BEGIN Dataset rows

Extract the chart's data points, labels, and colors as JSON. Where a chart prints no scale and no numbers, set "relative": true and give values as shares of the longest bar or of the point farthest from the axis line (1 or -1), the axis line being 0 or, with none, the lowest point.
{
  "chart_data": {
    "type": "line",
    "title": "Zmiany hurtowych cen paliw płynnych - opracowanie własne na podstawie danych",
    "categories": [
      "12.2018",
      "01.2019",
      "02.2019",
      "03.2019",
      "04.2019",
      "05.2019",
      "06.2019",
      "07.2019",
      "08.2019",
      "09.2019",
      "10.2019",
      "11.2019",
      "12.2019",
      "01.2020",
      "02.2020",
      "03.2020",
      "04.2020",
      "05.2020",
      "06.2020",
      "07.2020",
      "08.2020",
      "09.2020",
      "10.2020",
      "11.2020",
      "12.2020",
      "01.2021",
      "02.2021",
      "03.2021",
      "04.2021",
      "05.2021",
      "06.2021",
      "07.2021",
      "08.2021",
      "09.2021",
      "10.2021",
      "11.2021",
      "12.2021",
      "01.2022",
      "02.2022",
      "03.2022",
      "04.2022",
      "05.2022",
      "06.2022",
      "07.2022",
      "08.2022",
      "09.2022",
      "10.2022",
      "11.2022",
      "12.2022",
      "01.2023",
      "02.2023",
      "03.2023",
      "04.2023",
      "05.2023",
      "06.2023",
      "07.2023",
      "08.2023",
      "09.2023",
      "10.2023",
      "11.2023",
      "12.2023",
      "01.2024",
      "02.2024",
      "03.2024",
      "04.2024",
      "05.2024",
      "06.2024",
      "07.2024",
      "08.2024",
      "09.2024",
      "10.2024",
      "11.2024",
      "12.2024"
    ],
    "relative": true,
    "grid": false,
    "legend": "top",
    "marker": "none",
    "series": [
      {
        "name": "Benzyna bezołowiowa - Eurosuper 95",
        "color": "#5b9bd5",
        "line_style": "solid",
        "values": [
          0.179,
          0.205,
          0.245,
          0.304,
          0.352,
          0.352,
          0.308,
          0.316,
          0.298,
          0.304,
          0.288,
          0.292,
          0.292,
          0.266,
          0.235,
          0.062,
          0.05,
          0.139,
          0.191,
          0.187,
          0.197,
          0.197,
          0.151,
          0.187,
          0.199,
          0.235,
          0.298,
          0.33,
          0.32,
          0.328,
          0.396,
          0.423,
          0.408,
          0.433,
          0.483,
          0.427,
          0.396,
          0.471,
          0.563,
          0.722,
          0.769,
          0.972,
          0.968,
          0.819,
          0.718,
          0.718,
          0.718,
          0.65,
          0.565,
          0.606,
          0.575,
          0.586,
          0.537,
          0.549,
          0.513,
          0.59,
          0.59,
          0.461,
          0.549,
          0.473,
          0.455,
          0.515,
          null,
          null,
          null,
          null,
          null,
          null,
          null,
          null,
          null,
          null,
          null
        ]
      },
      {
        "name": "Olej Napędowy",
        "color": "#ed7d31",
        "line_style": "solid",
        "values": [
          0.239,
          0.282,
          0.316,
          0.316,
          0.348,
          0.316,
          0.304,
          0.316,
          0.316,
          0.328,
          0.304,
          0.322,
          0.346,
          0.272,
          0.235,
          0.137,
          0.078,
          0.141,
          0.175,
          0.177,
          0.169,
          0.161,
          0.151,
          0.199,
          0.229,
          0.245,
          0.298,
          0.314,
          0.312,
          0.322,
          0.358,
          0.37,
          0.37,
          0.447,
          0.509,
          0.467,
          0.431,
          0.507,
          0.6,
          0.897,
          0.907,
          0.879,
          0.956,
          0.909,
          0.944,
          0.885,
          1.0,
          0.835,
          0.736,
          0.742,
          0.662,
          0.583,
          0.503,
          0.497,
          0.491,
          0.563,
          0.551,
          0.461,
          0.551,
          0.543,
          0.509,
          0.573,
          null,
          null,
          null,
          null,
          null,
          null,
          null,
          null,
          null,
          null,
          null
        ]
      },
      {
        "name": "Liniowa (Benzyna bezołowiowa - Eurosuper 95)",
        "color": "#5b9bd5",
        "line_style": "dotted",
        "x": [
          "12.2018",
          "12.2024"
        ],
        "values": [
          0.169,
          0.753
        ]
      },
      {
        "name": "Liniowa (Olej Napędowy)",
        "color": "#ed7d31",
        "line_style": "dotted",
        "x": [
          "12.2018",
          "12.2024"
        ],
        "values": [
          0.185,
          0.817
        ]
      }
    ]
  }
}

END Dataset rows

Go through the records above and set each one down exactly, please.

Solution:
Extract the chart's data points, labels, and colors as JSON. Where a chart prints no scale and no numbers, set "relative": true and give values as shares of the longest bar or of the point farthest from the axis line (1 or -1), the axis line being 0 or, with none, the lowest point.
{
  "chart_data": {
    "type": "line",
    "title": "Zmiany hurtowych cen paliw płynnych - opracowanie własne na podstawie danych",
    "categories": [
      "12.2018",
      "01.2019",
      "02.2019",
      "03.2019",
      "04.2019",
      "05.2019",
      "06.2019",
      "07.2019",
      "08.2019",
      "09.2019",
      "10.2019",
      "11.2019",
      "12.2019",
      "01.2020",
      "02.2020",
      "03.2020",
      "04.2020",
      "05.2020",
      "06.2020",
      "07.2020",
      "08.2020",
      "09.2020",
      "10.2020",
      "11.2020",
      "12.2020",
      "01.2021",
      "02.2021",
      "03.2021",
      "04.2021",
      "05.2021",
      "06.2021",
      "07.2021",
      "08.2021",
      "09.2021",
      "10.2021",
      "11.2021",
      "12.2021",
      "01.2022",
      "02.2022",
      "03.2022",
      "04.2022",
      "05.2022",
      "06.2022",
      "07.2022",
      "08.2022",
      "09.2022",
      "10.2022",
      "11.2022",
      "12.2022",
      "01.2023",
      "02.2023",
      "03.2023",
      "04.2023",
      "05.2023",
      "06.2023",
      "07.2023",
      "08.2023",
      "09.2023",
      "10.2023",
      "11.2023",
      "12.2023",
      "01.2024",
      "02.2024",
      "03.2024",
      "04.2024",
      "05.2024",
      "06.2024",
      "07.2024",
      "08.2024",
      "09.2024",
      "10.2024",
      "11.2024",
      "12.2024"
    ],
    "relative": true,
    "grid": false,
    "legend": "top",
    "marker": "none",
    "series": [
      {
        "name": "Benzyna bezołowiowa - Eurosuper 95",
        "color": "#5b9bd5",
        "line_style": "solid",
        "values": [
          0.179,
          0.205,
          0.245,
          0.304,
          0.352,
          0.352,
          0.308,
          0.316,
          0.298,
          0.304,
          0.288,
          0.292,
          0.292,
          0.266,
          0.235,
          0.062,
          0.05,
          0.139,
          0.191,
          0.187,
          0.197,
          0.197,
          0.151,
          0.187,
          0.199,
          0.235,
          0.298,
          0.33,
          0.32,
          0.328,
          0.396,
          0.423,
          0.408,
          0.433,
          0.483,
          0.427,
          0.396,
          0.471,
          0.563,
          0.722,
          0.769,
          0.972,
          0.968,
          0.819,
          0.718,
          0.718,
          0.718,
          0.65,
          0.565,
          0.606,
          0.575,
          0.586,
          0.537,
          0.549,
          0.513,
          0.59,
          0.59,
          0.461,
          0.549,
          0.473,
          0.455,
          0.515,
          null,
          null,
          null,
          null,
          null,
          null,
          null,
          null,
          null,
          null,
          null
        ]
      },
      {
        "name": "Olej Napędowy",
        "color": "#ed7d31",
        "line_style": "solid",
        "values": [
          0.239,
          0.282,
          0.316,
          0.316,
          0.348,
          0.316,
          0.304,
          0.316,
          0.316,
          0.328,
          0.304,
          0.322,
          0.346,
          0.272,
          0.235,
          0.137,
          0.078,
          0.141,
          0.175,
          0.177,
          0.169,
          0.161,
          0.151,
          0.199,
          0.229,
          0.245,
          0.298,
          0.314,
          0.312,
          0.322,
          0.358,
          0.37,
          0.37,
          0.447,
          0.509,
          0.467,
          0.431,
          0.507,
          0.6,
          0.897,
          0.907,
          0.879,
          0.956,
          0.909,
          0.944,
          0.885,
          1.0,
          0.835,
          0.736,
          0.742,
          0.662,
          0.583,
          0.503,
          0.497,
          0.491,
          0.563,
          0.551,
          0.461,
          0.551,
          0.543,
          0.509,
          0.573,
          null,
          null,
          null,
          null,
          null,
          null,
          null,
          null,
          null,
          null,
          null
        ]
      },
      {
        "name": "Liniowa (Benzyna bezołowiowa - Eurosuper 95)",
        "color": "#5b9bd5",
        "line_style": "dotted",
        "x": [
          "12.2018",
          "12.2024"
        ],
        "values": [
          0.169,
          0.753
        ]
      },
      {
        "name": "Liniowa (Olej Napędowy)",
        "color": "#ed7d31",
        "line_style": "dotted",
        "x": [
          "12.2018",
          "12.2024"
        ],
        "values": [
          0.185,
          0.817
        ]
      }
    ]
  }
}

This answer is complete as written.